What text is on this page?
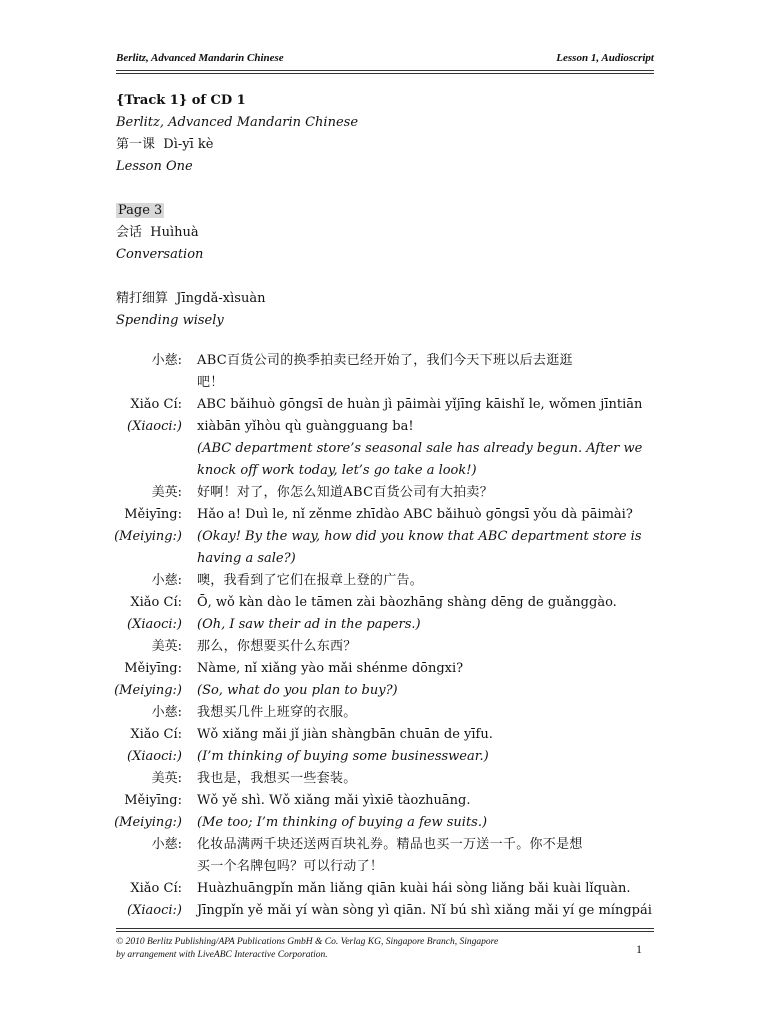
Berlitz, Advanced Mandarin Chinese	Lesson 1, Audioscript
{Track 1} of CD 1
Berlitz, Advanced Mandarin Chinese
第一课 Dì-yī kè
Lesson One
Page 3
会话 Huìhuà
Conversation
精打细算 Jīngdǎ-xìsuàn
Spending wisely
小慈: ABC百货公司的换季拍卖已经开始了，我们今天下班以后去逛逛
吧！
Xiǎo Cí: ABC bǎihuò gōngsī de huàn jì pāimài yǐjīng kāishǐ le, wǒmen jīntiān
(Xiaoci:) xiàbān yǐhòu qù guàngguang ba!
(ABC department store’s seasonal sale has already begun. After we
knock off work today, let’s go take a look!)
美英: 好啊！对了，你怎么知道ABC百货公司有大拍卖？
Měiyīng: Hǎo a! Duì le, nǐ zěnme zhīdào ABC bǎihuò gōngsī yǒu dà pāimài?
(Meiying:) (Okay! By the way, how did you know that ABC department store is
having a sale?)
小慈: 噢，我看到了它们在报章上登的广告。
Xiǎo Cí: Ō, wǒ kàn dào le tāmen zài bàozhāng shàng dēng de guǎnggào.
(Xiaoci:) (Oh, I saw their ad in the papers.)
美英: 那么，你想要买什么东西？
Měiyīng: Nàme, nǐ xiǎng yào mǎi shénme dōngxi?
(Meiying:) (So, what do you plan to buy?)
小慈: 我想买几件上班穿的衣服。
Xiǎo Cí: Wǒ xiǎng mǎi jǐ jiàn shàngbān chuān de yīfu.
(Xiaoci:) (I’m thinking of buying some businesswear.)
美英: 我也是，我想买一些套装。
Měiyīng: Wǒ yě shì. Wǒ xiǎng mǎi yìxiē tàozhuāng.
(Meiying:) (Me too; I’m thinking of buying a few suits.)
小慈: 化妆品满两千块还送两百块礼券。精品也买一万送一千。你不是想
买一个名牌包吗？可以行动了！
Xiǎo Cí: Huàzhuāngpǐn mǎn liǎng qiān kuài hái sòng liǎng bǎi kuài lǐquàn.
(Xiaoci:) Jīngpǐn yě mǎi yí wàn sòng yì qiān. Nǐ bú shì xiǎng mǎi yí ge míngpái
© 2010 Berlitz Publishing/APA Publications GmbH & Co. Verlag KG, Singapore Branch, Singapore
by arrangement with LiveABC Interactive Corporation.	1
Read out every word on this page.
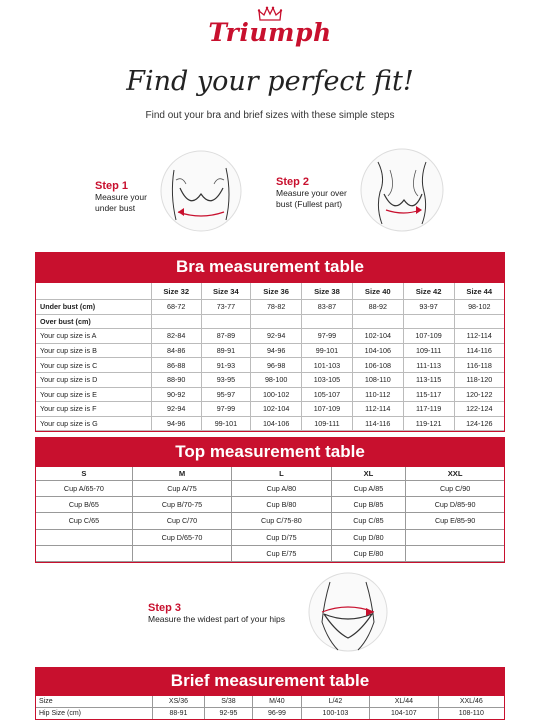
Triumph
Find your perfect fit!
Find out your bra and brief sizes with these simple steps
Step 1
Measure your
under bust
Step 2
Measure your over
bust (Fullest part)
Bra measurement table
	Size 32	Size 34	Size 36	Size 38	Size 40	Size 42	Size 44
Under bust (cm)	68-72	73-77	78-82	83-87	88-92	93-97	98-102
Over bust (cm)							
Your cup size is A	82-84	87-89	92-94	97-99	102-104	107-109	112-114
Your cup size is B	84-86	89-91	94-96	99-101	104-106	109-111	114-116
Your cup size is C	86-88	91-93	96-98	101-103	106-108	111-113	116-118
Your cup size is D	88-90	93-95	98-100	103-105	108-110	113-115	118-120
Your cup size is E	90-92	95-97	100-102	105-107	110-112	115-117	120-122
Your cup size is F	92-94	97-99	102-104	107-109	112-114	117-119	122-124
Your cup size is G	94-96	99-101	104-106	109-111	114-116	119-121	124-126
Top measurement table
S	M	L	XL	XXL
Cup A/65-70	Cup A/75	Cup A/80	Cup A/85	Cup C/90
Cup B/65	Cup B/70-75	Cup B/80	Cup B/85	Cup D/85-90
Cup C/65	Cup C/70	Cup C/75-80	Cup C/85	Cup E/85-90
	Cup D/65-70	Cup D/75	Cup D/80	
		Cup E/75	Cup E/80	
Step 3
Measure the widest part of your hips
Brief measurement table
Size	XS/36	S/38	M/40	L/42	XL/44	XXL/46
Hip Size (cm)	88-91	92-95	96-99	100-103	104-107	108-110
============================================================
Omit the pictures. Transcribe every record exactly.

What text is on this page?
Berlitz, Advanced Mandarin Chinese	Lesson 1, Audioscript
{Track 1} of CD 1
Berlitz, Advanced Mandarin Chinese
第一课 Dì-yī kè
Lesson One
Page 3
会话 Huìhuà
Conversation
精打细算 Jīngdǎ-xìsuàn
Spending wisely
小慈: ABC百货公司的换季拍卖已经开始了，我们今天下班以后去逛逛
吧！
Xiǎo Cí: ABC bǎihuò gōngsī de huàn jì pāimài yǐjīng kāishǐ le, wǒmen jīntiān
(Xiaoci:) xiàbān yǐhòu qù guàngguang ba!
(ABC department store’s seasonal sale has already begun. After we
knock off work today, let’s go take a look!)
美英: 好啊！对了，你怎么知道ABC百货公司有大拍卖？
Měiyīng: Hǎo a! Duì le, nǐ zěnme zhīdào ABC bǎihuò gōngsī yǒu dà pāimài?
(Meiying:) (Okay! By the way, how did you know that ABC department store is
having a sale?)
小慈: 噢，我看到了它们在报章上登的广告。
Xiǎo Cí: Ō, wǒ kàn dào le tāmen zài bàozhāng shàng dēng de guǎnggào.
(Xiaoci:) (Oh, I saw their ad in the papers.)
美英: 那么，你想要买什么东西？
Měiyīng: Nàme, nǐ xiǎng yào mǎi shénme dōngxi?
(Meiying:) (So, what do you plan to buy?)
小慈: 我想买几件上班穿的衣服。
Xiǎo Cí: Wǒ xiǎng mǎi jǐ jiàn shàngbān chuān de yīfu.
(Xiaoci:) (I’m thinking of buying some businesswear.)
美英: 我也是，我想买一些套装。
Měiyīng: Wǒ yě shì. Wǒ xiǎng mǎi yìxiē tàozhuāng.
(Meiying:) (Me too; I’m thinking of buying a few suits.)
小慈: 化妆品满两千块还送两百块礼券。精品也买一万送一千。你不是想
买一个名牌包吗？可以行动了！
Xiǎo Cí: Huàzhuāngpǐn mǎn liǎng qiān kuài hái sòng liǎng bǎi kuài lǐquàn.
(Xiaoci:) Jīngpǐn yě mǎi yí wàn sòng yì qiān. Nǐ bú shì xiǎng mǎi yí ge míngpái
© 2010 Berlitz Publishing/APA Publications GmbH & Co. Verlag KG, Singapore Branch, Singapore
by arrangement with LiveABC Interactive Corporation.	1
Read out every word on this page.
Triumph
Find your perfect fit!
Find out your bra and brief sizes with these simple steps
Step 1
Measure your
under bust
Step 2
Measure your over
bust (Fullest part)
Bra measurement table
	Size 32	Size 34	Size 36	Size 38	Size 40	Size 42	Size 44
Under bust (cm)	68-72	73-77	78-82	83-87	88-92	93-97	98-102
Over bust (cm)							
Your cup size is A	82-84	87-89	92-94	97-99	102-104	107-109	112-114
Your cup size is B	84-86	89-91	94-96	99-101	104-106	109-111	114-116
Your cup size is C	86-88	91-93	96-98	101-103	106-108	111-113	116-118
Your cup size is D	88-90	93-95	98-100	103-105	108-110	113-115	118-120
Your cup size is E	90-92	95-97	100-102	105-107	110-112	115-117	120-122
Your cup size is F	92-94	97-99	102-104	107-109	112-114	117-119	122-124
Your cup size is G	94-96	99-101	104-106	109-111	114-116	119-121	124-126
Top measurement table
S	M	L	XL	XXL
Cup A/65-70	Cup A/75	Cup A/80	Cup A/85	Cup C/90
Cup B/65	Cup B/70-75	Cup B/80	Cup B/85	Cup D/85-90
Cup C/65	Cup C/70	Cup C/75-80	Cup C/85	Cup E/85-90
	Cup D/65-70	Cup D/75	Cup D/80	
		Cup E/75	Cup E/80	
Step 3
Measure the widest part of your hips
Brief measurement table
Size	XS/36	S/38	M/40	L/42	XL/44	XXL/46
Hip Size (cm)	88-91	92-95	96-99	100-103	104-107	108-110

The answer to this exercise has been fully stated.